>> start GIVEN DATA

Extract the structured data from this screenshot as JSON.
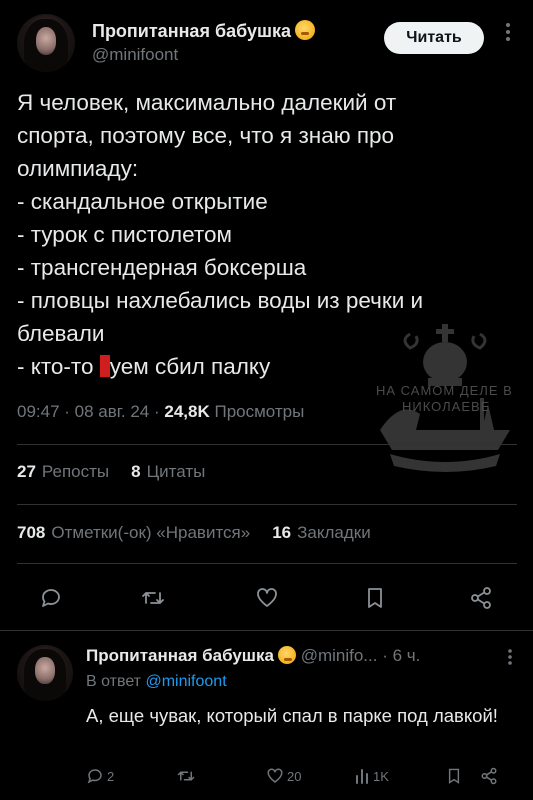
{
  "tweet": {
    "author_name": "Пропитанная бабушка",
    "author_handle": "@minifoont",
    "follow_label": "Читать",
    "body_lines": [
      "Я человек, максимально далекий от",
      "спорта, поэтому все, что я знаю про",
      "олимпиаду:",
      "- скандальное открытие",
      "- турок с пистолетом",
      "- трансгендерная боксерша",
      "- пловцы нахлебались воды из речки и",
      "блевали"
    ],
    "last_line_prefix": "- кто-то ",
    "last_line_suffix": "уем сбил палку",
    "time": "09:47",
    "date": "08 авг. 24",
    "views_count": "24,8K",
    "views_label": "Просмотры",
    "reposts_count": "27",
    "reposts_label": "Репосты",
    "quotes_count": "8",
    "quotes_label": "Цитаты",
    "likes_count": "708",
    "likes_label": "Отметки(-ок) «Нравится»",
    "bookmarks_count": "16",
    "bookmarks_label": "Закладки",
    "action_icons": [
      "reply-icon",
      "retweet-icon",
      "like-icon",
      "bookmark-icon",
      "share-icon"
    ]
  },
  "watermark": {
    "line1": "НА САМОМ ДЕЛЕ В",
    "line2": "НИКОЛАЕВЕ"
  },
  "reply": {
    "author_name": "Пропитанная бабушка",
    "author_handle": "@minifo...",
    "time": "· 6 ч.",
    "replying_to_prefix": "В ответ",
    "replying_to_handle": "@minifoont",
    "text": "А, еще чувак, который спал в парке под лавкой!",
    "replies": "2",
    "retweets": "",
    "likes": "20",
    "views": "1K"
  },
  "colors": {
    "background": "#000000",
    "text": "#e7e9ea",
    "secondary": "#71767b",
    "link": "#1d9bf0",
    "divider": "#2f3336"
  }
}
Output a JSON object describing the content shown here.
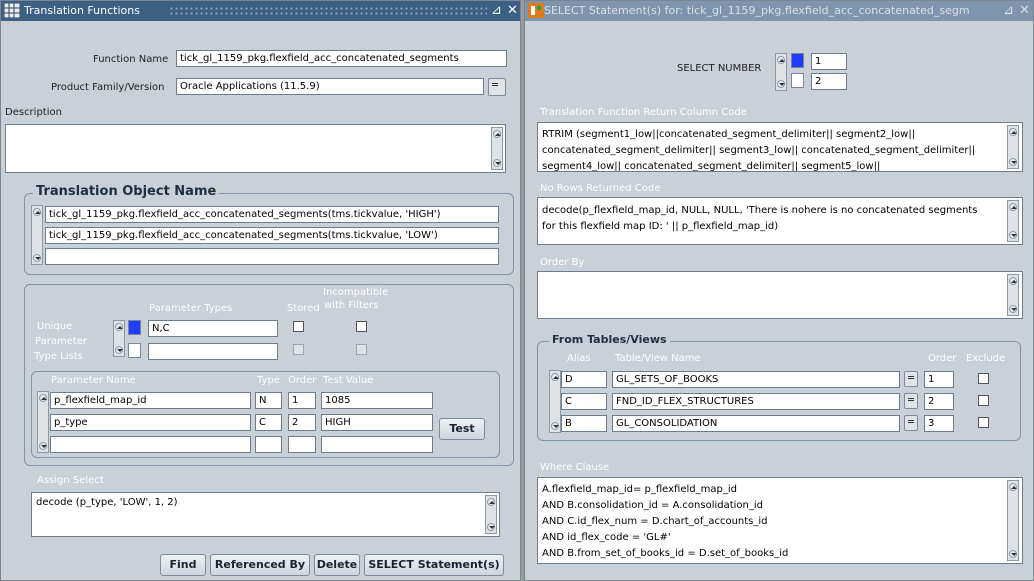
{
  "left_window": {
    "title": "Translation Functions",
    "function_name_label": "Function Name",
    "function_name_value": "tick_gl_1159_pkg.flexfield_acc_concatenated_segments",
    "product_family_label": "Product Family/Version",
    "product_family_value": "Oracle Applications (11.5.9)",
    "description_label": "Description",
    "description_value": "",
    "translation_object_title": "Translation Object Name",
    "translation_objects": [
      "tick_gl_1159_pkg.flexfield_acc_concatenated_segments(tms.tickvalue, 'HIGH')",
      "tick_gl_1159_pkg.flexfield_acc_concatenated_segments(tms.tickvalue, 'LOW')",
      ""
    ],
    "incompatible_label": "Incompatible",
    "with_filters_label": "with Filters",
    "parameter_types_label": "Parameter Types",
    "stored_label": "Stored",
    "unique_label_1": "Unique",
    "unique_label_2": "Parameter",
    "unique_label_3": "Type Lists",
    "parameter_type_lists": [
      {
        "value": "N,C",
        "stored": false,
        "incompatible": false
      },
      {
        "value": "",
        "stored": false,
        "incompatible": false
      }
    ],
    "params_header": {
      "name": "Parameter Name",
      "type": "Type",
      "order": "Order",
      "test_value": "Test Value"
    },
    "params": [
      {
        "name": "p_flexfield_map_id",
        "type": "N",
        "order": "1",
        "test_value": "1085"
      },
      {
        "name": "p_type",
        "type": "C",
        "order": "2",
        "test_value": "HIGH"
      },
      {
        "name": "",
        "type": "",
        "order": "",
        "test_value": ""
      }
    ],
    "test_button": "Test",
    "assign_select_label": "Assign Select",
    "assign_select_value": "decode (p_type, 'LOW', 1, 2)",
    "buttons": {
      "find": "Find",
      "referenced_by": "Referenced By",
      "delete": "Delete",
      "select_statements": "SELECT Statement(s)"
    }
  },
  "right_window": {
    "title": "SELECT Statement(s) for: tick_gl_1159_pkg.flexfield_acc_concatenated_segm",
    "select_number_label": "SELECT NUMBER",
    "select_numbers": [
      "1",
      "2"
    ],
    "return_column_label": "Translation Function Return Column Code",
    "return_column_lines": [
      "RTRIM (segment1_low||concatenated_segment_delimiter|| segment2_low||",
      "concatenated_segment_delimiter|| segment3_low|| concatenated_segment_delimiter||",
      "segment4_low|| concatenated_segment_delimiter|| segment5_low||"
    ],
    "no_rows_label": "No Rows Returned Code",
    "no_rows_lines": [
      "decode(p_flexfield_map_id, NULL, NULL, 'There is nohere is no concatenated segments",
      "for this flexfield map ID: ' || p_flexfield_map_id)"
    ],
    "order_by_label": "Order By",
    "order_by_value": "",
    "from_tables_title": "From Tables/Views",
    "tables_header": {
      "alias": "Alias",
      "name": "Table/View Name",
      "order": "Order",
      "exclude": "Exclude"
    },
    "tables": [
      {
        "alias": "D",
        "name": "GL_SETS_OF_BOOKS",
        "order": "1",
        "exclude": false
      },
      {
        "alias": "C",
        "name": "FND_ID_FLEX_STRUCTURES",
        "order": "2",
        "exclude": false
      },
      {
        "alias": "B",
        "name": "GL_CONSOLIDATION",
        "order": "3",
        "exclude": false
      }
    ],
    "where_clause_label": "Where Clause",
    "where_clause_lines": [
      "A.flexfield_map_id= p_flexfield_map_id",
      "AND B.consolidation_id = A.consolidation_id",
      "AND C.id_flex_num = D.chart_of_accounts_id",
      "AND id_flex_code = 'GL#'",
      "AND B.from_set_of_books_id = D.set_of_books_id"
    ]
  },
  "colors": {
    "title_active": "#3c5f84",
    "title_inactive": "#7f95ad",
    "window_bg": "#c9d0d8",
    "current_record": "#1f3cff"
  }
}
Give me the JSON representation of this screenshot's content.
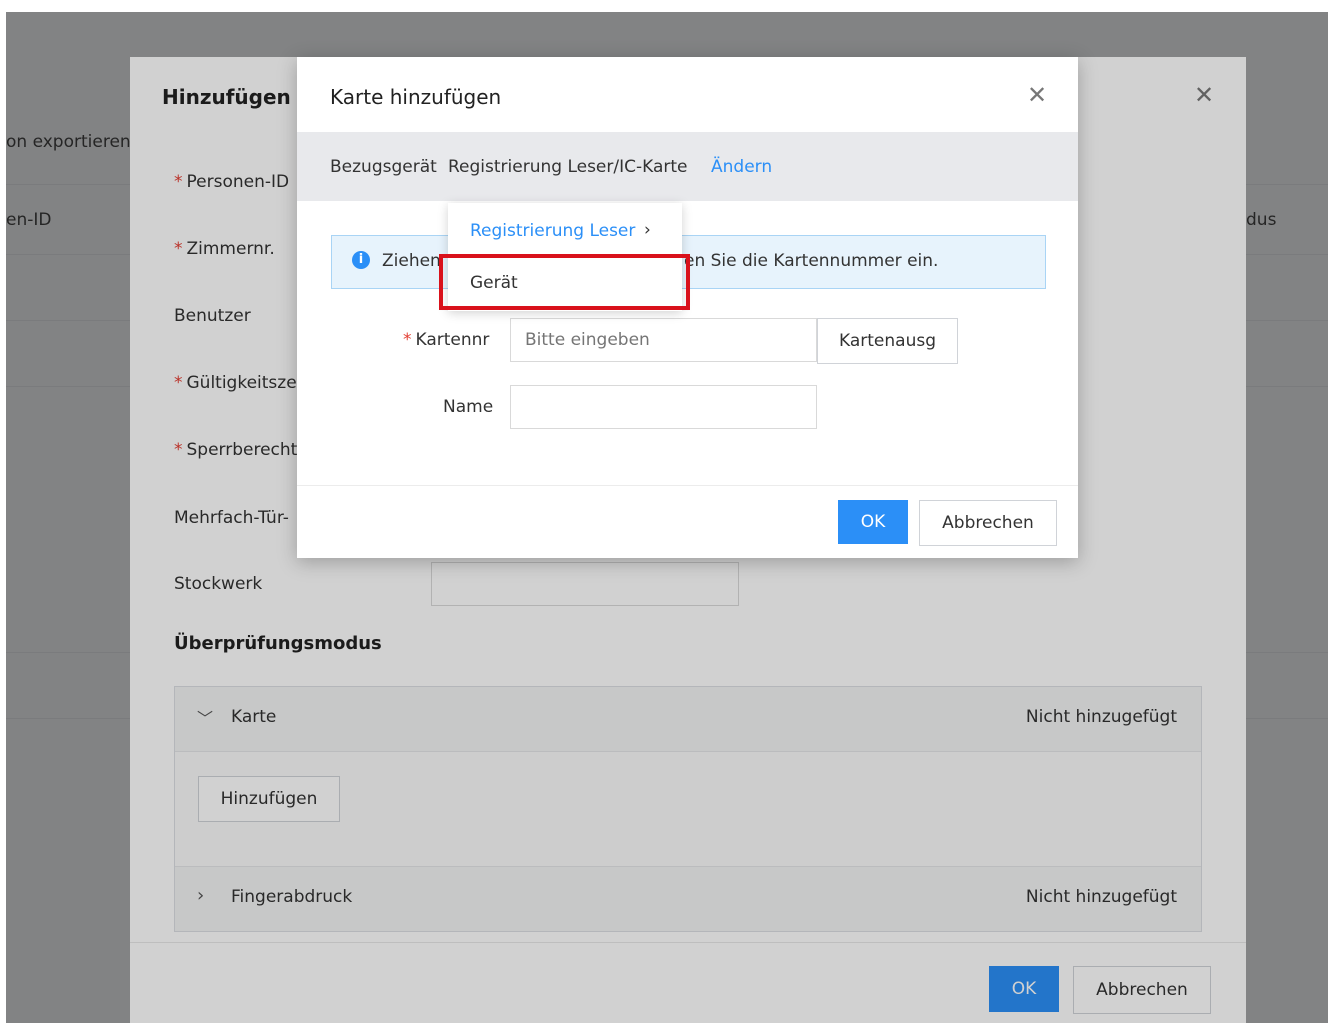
{
  "background": {
    "toolbar_text": "on exportieren",
    "col_left": "en-ID",
    "col_right": "dus"
  },
  "outer_dialog": {
    "title": "Hinzufügen",
    "fields": {
      "personen_id": "Personen-ID",
      "zimmernr": "Zimmernr.",
      "benutzer": "Benutzer",
      "gueltigkeit": "Gültigkeitsze",
      "sperr": "Sperrberecht",
      "mehrfach": "Mehrfach-Tür-",
      "stockwerk": "Stockwerk"
    },
    "section_title": "Überprüfungsmodus",
    "karte": {
      "label": "Karte",
      "status": "Nicht hinzugefügt",
      "add_button": "Hinzufügen"
    },
    "finger": {
      "label": "Fingerabdruck",
      "status": "Nicht hinzugefügt"
    },
    "ok": "OK",
    "cancel": "Abbrechen"
  },
  "inner_dialog": {
    "title": "Karte hinzufügen",
    "source_label": "Bezugsgerät",
    "source_value": "Registrierung Leser/IC-Karte",
    "change_link": "Ändern",
    "info_text_left": "Ziehen",
    "info_text_right": "en Sie die Kartennummer ein.",
    "card_label": "Kartennr",
    "card_placeholder": "Bitte eingeben",
    "card_button": "Kartenausg",
    "name_label": "Name",
    "name_value": "",
    "ok": "OK",
    "cancel": "Abbrechen"
  },
  "dropdown": {
    "item1": "Registrierung Leser",
    "item2": "Gerät"
  },
  "colors": {
    "primary": "#2b8ff7",
    "highlight": "#d9111b",
    "required": "#e33e33"
  }
}
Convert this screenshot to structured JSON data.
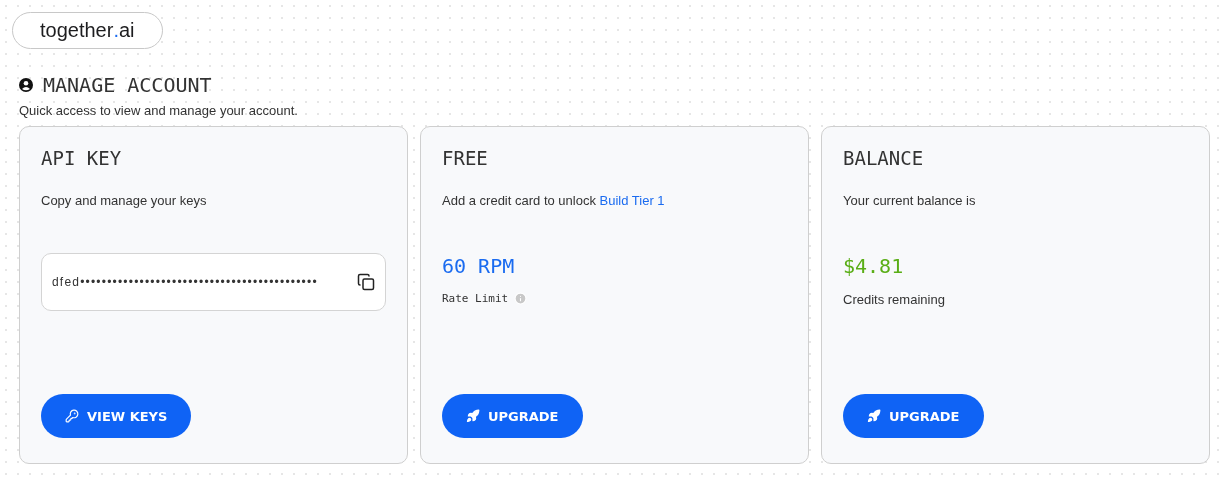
{
  "logo": {
    "name": "together",
    "dot": ".",
    "suffix": "ai"
  },
  "section": {
    "title": "MANAGE ACCOUNT",
    "subtitle": "Quick access to view and manage your account."
  },
  "cards": [
    {
      "kind": "key",
      "title": "API KEY",
      "description": "Copy and manage your keys",
      "key_value": "dfed••••••••••••••••••••••••••••••••••••••••••••",
      "button": {
        "label": "VIEW KEYS"
      }
    },
    {
      "kind": "plan",
      "title": "FREE",
      "description": "Add a credit card to unlock",
      "link": "Build Tier 1",
      "figure": "60 RPM",
      "figure_label": "Rate Limit",
      "button": {
        "label": "UPGRADE"
      }
    },
    {
      "kind": "balance",
      "title": "BALANCE",
      "description": "Your current balance is",
      "figure": "$4.81",
      "figure_label": "Credits remaining",
      "button": {
        "label": "UPGRADE"
      }
    }
  ]
}
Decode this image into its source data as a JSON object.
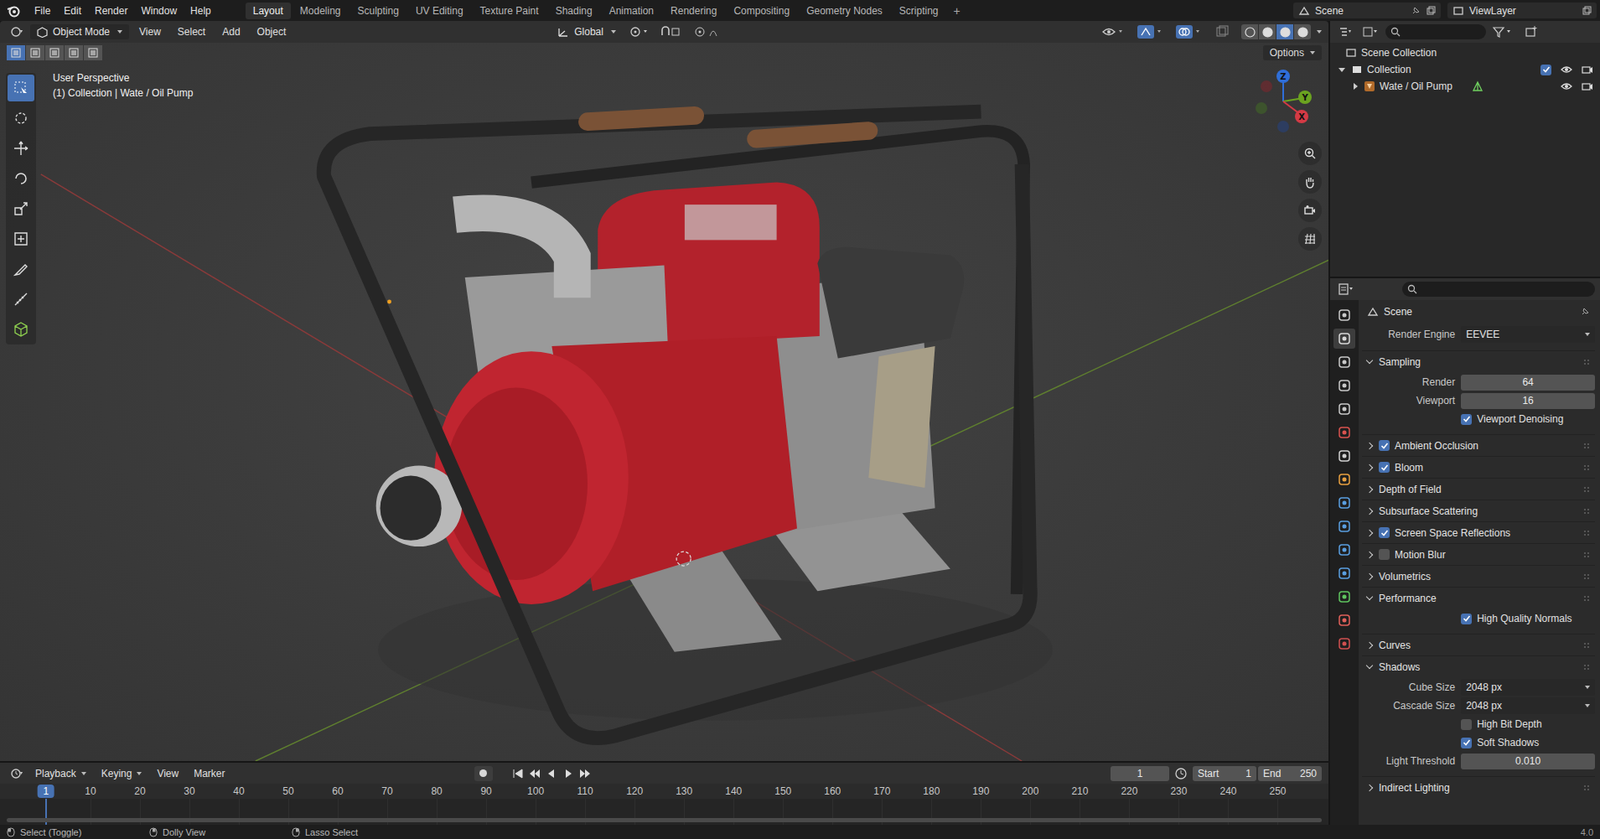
{
  "window": {
    "title": "Blender"
  },
  "top_menu": [
    "File",
    "Edit",
    "Render",
    "Window",
    "Help"
  ],
  "workspaces": [
    {
      "label": "Layout",
      "selected": true
    },
    {
      "label": "Modeling",
      "selected": false
    },
    {
      "label": "Sculpting",
      "selected": false
    },
    {
      "label": "UV Editing",
      "selected": false
    },
    {
      "label": "Texture Paint",
      "selected": false
    },
    {
      "label": "Shading",
      "selected": false
    },
    {
      "label": "Animation",
      "selected": false
    },
    {
      "label": "Rendering",
      "selected": false
    },
    {
      "label": "Compositing",
      "selected": false
    },
    {
      "label": "Geometry Nodes",
      "selected": false
    },
    {
      "label": "Scripting",
      "selected": false
    }
  ],
  "add_workspace": "+",
  "scene_field": "Scene",
  "view_layer_field": "ViewLayer",
  "viewport": {
    "mode": "Object Mode",
    "menus": [
      "View",
      "Select",
      "Add",
      "Object"
    ],
    "orientation": "Global",
    "options": "Options",
    "perspective": "User Perspective",
    "context": "(1) Collection | Wate / Oil  Pump",
    "select_modes": [
      {
        "selected": true
      },
      {
        "selected": false
      },
      {
        "selected": false
      },
      {
        "selected": false
      },
      {
        "selected": false
      }
    ],
    "tools": [
      {
        "selected": true
      },
      {
        "selected": false
      },
      {
        "selected": false
      },
      {
        "selected": false
      },
      {
        "selected": false
      },
      {
        "selected": false
      },
      {
        "selected": false
      },
      {
        "selected": false
      },
      {
        "selected": false
      }
    ],
    "axes": [
      {
        "label": "Z",
        "color": "#2f6ed8"
      },
      {
        "label": "Y",
        "color": "#6ba320"
      },
      {
        "label": "X",
        "color": "#d43a45"
      }
    ],
    "shading_modes": [
      {
        "selected": false
      },
      {
        "selected": false
      },
      {
        "selected": true
      },
      {
        "selected": false
      }
    ]
  },
  "outliner": {
    "root": "Scene Collection",
    "collection": {
      "label": "Collection",
      "expanded": true,
      "checked": true
    },
    "object": {
      "label": "Wate / Oil  Pump",
      "expanded": false
    }
  },
  "properties": {
    "tabs": [
      {
        "selected": false,
        "color": "#c8c8c8"
      },
      {
        "selected": true,
        "color": "#d8d8d8"
      },
      {
        "selected": false,
        "color": "#c8c8c8"
      },
      {
        "selected": false,
        "color": "#c8c8c8"
      },
      {
        "selected": false,
        "color": "#c8c8c8"
      },
      {
        "selected": false,
        "color": "#d9534f"
      },
      {
        "selected": false,
        "color": "#d0d0d0"
      },
      {
        "selected": false,
        "color": "#e8a040"
      },
      {
        "selected": false,
        "color": "#5a9ee0"
      },
      {
        "selected": false,
        "color": "#5a9ee0"
      },
      {
        "selected": false,
        "color": "#5a9ee0"
      },
      {
        "selected": false,
        "color": "#5a9ee0"
      },
      {
        "selected": false,
        "color": "#5fc45f"
      },
      {
        "selected": false,
        "color": "#e0605a"
      },
      {
        "selected": false,
        "color": "#d05050"
      }
    ],
    "context": "Scene",
    "render_engine": {
      "label": "Render Engine",
      "value": "EEVEE"
    },
    "panels": [
      {
        "label": "Sampling",
        "kind": "plain",
        "checked": false,
        "expanded": true,
        "rows": [
          {
            "kind": "number",
            "label": "Render",
            "value": "64"
          },
          {
            "kind": "number",
            "label": "Viewport",
            "value": "16"
          },
          {
            "kind": "checkbox",
            "label": "Viewport Denoising",
            "checked": true
          }
        ]
      },
      {
        "label": "Ambient Occlusion",
        "kind": "toggle",
        "checked": true,
        "expanded": false,
        "rows": []
      },
      {
        "label": "Bloom",
        "kind": "toggle",
        "checked": true,
        "expanded": false,
        "rows": []
      },
      {
        "label": "Depth of Field",
        "kind": "plain",
        "checked": false,
        "expanded": false,
        "rows": []
      },
      {
        "label": "Subsurface Scattering",
        "kind": "plain",
        "checked": false,
        "expanded": false,
        "rows": []
      },
      {
        "label": "Screen Space Reflections",
        "kind": "toggle",
        "checked": true,
        "expanded": false,
        "rows": []
      },
      {
        "label": "Motion Blur",
        "kind": "toggle",
        "checked": false,
        "expanded": false,
        "rows": []
      },
      {
        "label": "Volumetrics",
        "kind": "plain",
        "checked": false,
        "expanded": false,
        "rows": []
      },
      {
        "label": "Performance",
        "kind": "plain",
        "checked": false,
        "expanded": true,
        "rows": [
          {
            "kind": "checkbox",
            "label": "High Quality Normals",
            "checked": true
          }
        ]
      },
      {
        "label": "Curves",
        "kind": "plain",
        "checked": false,
        "expanded": false,
        "rows": []
      },
      {
        "label": "Shadows",
        "kind": "plain",
        "checked": false,
        "expanded": true,
        "rows": [
          {
            "kind": "select",
            "label": "Cube Size",
            "value": "2048 px"
          },
          {
            "kind": "select",
            "label": "Cascade Size",
            "value": "2048 px"
          },
          {
            "kind": "checkbox",
            "label": "High Bit Depth",
            "checked": false
          },
          {
            "kind": "checkbox",
            "label": "Soft Shadows",
            "checked": true
          },
          {
            "kind": "number",
            "label": "Light Threshold",
            "value": "0.010"
          }
        ]
      },
      {
        "label": "Indirect Lighting",
        "kind": "plain",
        "checked": false,
        "expanded": false,
        "rows": []
      }
    ]
  },
  "timeline": {
    "menus": [
      "Playback",
      "Keying",
      "View",
      "Marker"
    ],
    "current_frame": "1",
    "start_label": "Start",
    "start": "1",
    "end_label": "End",
    "end": "250",
    "ticks": [
      "1",
      "10",
      "20",
      "30",
      "40",
      "50",
      "60",
      "70",
      "80",
      "90",
      "100",
      "110",
      "120",
      "130",
      "140",
      "150",
      "160",
      "170",
      "180",
      "190",
      "200",
      "210",
      "220",
      "230",
      "240",
      "250"
    ]
  },
  "status_bar": {
    "items": [
      "Select (Toggle)",
      "Dolly View",
      "Lasso Select"
    ],
    "version": "4.0"
  }
}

>> end GIVEN DATA

• **WHAT IS NEEDED**:
Reproduce every line of the listing above in which the string "Statement" appears.

• **TASK RESPONSE**:
      "select_statements": "SELECT Statement(s)"
    "title": "SELECT Statement(s) for: tick_gl_1159_pkg.flexfield_acc_concatenated_segm",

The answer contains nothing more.